→ Stated task
Return the complete listing that follows, with each line reproduced exactly.

→ Records to process
•••
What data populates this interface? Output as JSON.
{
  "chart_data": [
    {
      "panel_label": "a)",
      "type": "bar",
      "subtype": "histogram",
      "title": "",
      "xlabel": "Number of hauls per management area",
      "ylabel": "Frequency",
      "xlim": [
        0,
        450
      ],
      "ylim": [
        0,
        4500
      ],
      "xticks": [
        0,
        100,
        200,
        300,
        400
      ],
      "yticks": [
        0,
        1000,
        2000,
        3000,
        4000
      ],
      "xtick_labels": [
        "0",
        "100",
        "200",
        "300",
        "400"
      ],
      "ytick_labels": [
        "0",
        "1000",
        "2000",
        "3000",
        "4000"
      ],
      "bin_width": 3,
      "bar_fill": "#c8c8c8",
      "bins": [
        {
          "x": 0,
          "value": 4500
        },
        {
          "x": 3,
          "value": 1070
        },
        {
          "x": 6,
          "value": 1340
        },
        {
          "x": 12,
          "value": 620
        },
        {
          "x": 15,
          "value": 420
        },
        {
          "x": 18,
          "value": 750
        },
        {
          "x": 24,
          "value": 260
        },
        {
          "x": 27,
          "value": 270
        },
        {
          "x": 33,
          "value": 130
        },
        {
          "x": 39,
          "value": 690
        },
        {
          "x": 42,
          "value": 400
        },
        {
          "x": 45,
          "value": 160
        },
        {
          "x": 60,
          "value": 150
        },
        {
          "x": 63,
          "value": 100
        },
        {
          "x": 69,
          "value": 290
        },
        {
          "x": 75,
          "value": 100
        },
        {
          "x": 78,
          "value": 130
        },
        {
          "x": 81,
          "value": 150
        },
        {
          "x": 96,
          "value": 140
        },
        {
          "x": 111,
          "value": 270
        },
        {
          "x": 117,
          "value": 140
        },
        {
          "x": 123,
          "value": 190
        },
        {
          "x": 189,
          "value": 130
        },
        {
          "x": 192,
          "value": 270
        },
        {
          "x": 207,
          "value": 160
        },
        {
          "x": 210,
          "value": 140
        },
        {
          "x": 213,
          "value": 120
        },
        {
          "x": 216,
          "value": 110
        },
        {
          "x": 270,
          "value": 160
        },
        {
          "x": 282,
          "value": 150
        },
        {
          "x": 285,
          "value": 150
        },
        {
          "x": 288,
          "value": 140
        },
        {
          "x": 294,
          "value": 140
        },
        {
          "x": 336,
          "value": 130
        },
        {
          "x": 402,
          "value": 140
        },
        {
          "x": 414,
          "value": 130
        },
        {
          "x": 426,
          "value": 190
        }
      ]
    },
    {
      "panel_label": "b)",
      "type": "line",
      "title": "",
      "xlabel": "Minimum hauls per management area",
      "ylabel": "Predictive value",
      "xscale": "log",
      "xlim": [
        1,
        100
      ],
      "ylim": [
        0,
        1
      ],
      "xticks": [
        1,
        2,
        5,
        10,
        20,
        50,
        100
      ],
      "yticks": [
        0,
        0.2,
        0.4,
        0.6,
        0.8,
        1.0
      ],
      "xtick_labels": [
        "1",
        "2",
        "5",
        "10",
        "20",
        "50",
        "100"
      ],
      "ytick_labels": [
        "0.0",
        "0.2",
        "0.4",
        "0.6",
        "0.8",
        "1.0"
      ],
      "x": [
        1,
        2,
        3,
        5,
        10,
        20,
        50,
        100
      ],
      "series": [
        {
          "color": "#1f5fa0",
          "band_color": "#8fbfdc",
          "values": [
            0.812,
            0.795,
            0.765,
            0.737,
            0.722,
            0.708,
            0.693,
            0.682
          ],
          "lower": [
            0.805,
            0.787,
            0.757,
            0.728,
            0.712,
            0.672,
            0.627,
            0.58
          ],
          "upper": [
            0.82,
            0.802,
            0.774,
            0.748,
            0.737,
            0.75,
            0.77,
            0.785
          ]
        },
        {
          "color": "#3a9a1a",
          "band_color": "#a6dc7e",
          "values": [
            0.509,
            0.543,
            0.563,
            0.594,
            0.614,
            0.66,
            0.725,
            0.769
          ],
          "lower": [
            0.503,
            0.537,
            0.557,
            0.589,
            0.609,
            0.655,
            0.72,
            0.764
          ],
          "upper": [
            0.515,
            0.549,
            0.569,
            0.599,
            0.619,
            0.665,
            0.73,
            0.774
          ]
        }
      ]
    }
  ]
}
•••
→ Task response
What data populates this interface? Output as JSON.
{
  "chart_data": [
    {
      "panel_label": "a)",
      "type": "bar",
      "subtype": "histogram",
      "title": "",
      "xlabel": "Number of hauls per management area",
      "ylabel": "Frequency",
      "xlim": [
        0,
        450
      ],
      "ylim": [
        0,
        4500
      ],
      "xticks": [
        0,
        100,
        200,
        300,
        400
      ],
      "yticks": [
        0,
        1000,
        2000,
        3000,
        4000
      ],
      "xtick_labels": [
        "0",
        "100",
        "200",
        "300",
        "400"
      ],
      "ytick_labels": [
        "0",
        "1000",
        "2000",
        "3000",
        "4000"
      ],
      "bin_width": 3,
      "bar_fill": "#c8c8c8",
      "bins": [
        {
          "x": 0,
          "value": 4500
        },
        {
          "x": 3,
          "value": 1070
        },
        {
          "x": 6,
          "value": 1340
        },
        {
          "x": 12,
          "value": 620
        },
        {
          "x": 15,
          "value": 420
        },
        {
          "x": 18,
          "value": 750
        },
        {
          "x": 24,
          "value": 260
        },
        {
          "x": 27,
          "value": 270
        },
        {
          "x": 33,
          "value": 130
        },
        {
          "x": 39,
          "value": 690
        },
        {
          "x": 42,
          "value": 400
        },
        {
          "x": 45,
          "value": 160
        },
        {
          "x": 60,
          "value": 150
        },
        {
          "x": 63,
          "value": 100
        },
        {
          "x": 69,
          "value": 290
        },
        {
          "x": 75,
          "value": 100
        },
        {
          "x": 78,
          "value": 130
        },
        {
          "x": 81,
          "value": 150
        },
        {
          "x": 96,
          "value": 140
        },
        {
          "x": 111,
          "value": 270
        },
        {
          "x": 117,
          "value": 140
        },
        {
          "x": 123,
          "value": 190
        },
        {
          "x": 189,
          "value": 130
        },
        {
          "x": 192,
          "value": 270
        },
        {
          "x": 207,
          "value": 160
        },
        {
          "x": 210,
          "value": 140
        },
        {
          "x": 213,
          "value": 120
        },
        {
          "x": 216,
          "value": 110
        },
        {
          "x": 270,
          "value": 160
        },
        {
          "x": 282,
          "value": 150
        },
        {
          "x": 285,
          "value": 150
        },
        {
          "x": 288,
          "value": 140
        },
        {
          "x": 294,
          "value": 140
        },
        {
          "x": 336,
          "value": 130
        },
        {
          "x": 402,
          "value": 140
        },
        {
          "x": 414,
          "value": 130
        },
        {
          "x": 426,
          "value": 190
        }
      ]
    },
    {
      "panel_label": "b)",
      "type": "line",
      "title": "",
      "xlabel": "Minimum hauls per management area",
      "ylabel": "Predictive value",
      "xscale": "log",
      "xlim": [
        1,
        100
      ],
      "ylim": [
        0,
        1
      ],
      "xticks": [
        1,
        2,
        5,
        10,
        20,
        50,
        100
      ],
      "yticks": [
        0,
        0.2,
        0.4,
        0.6,
        0.8,
        1.0
      ],
      "xtick_labels": [
        "1",
        "2",
        "5",
        "10",
        "20",
        "50",
        "100"
      ],
      "ytick_labels": [
        "0.0",
        "0.2",
        "0.4",
        "0.6",
        "0.8",
        "1.0"
      ],
      "x": [
        1,
        2,
        3,
        5,
        10,
        20,
        50,
        100
      ],
      "series": [
        {
          "color": "#1f5fa0",
          "band_color": "#8fbfdc",
          "values": [
            0.812,
            0.795,
            0.765,
            0.737,
            0.722,
            0.708,
            0.693,
            0.682
          ],
          "lower": [
            0.805,
            0.787,
            0.757,
            0.728,
            0.712,
            0.672,
            0.627,
            0.58
          ],
          "upper": [
            0.82,
            0.802,
            0.774,
            0.748,
            0.737,
            0.75,
            0.77,
            0.785
          ]
        },
        {
          "color": "#3a9a1a",
          "band_color": "#a6dc7e",
          "values": [
            0.509,
            0.543,
            0.563,
            0.594,
            0.614,
            0.66,
            0.725,
            0.769
          ],
          "lower": [
            0.503,
            0.537,
            0.557,
            0.589,
            0.609,
            0.655,
            0.72,
            0.764
          ],
          "upper": [
            0.515,
            0.549,
            0.569,
            0.599,
            0.619,
            0.665,
            0.73,
            0.774
          ]
        }
      ]
    }
  ]
}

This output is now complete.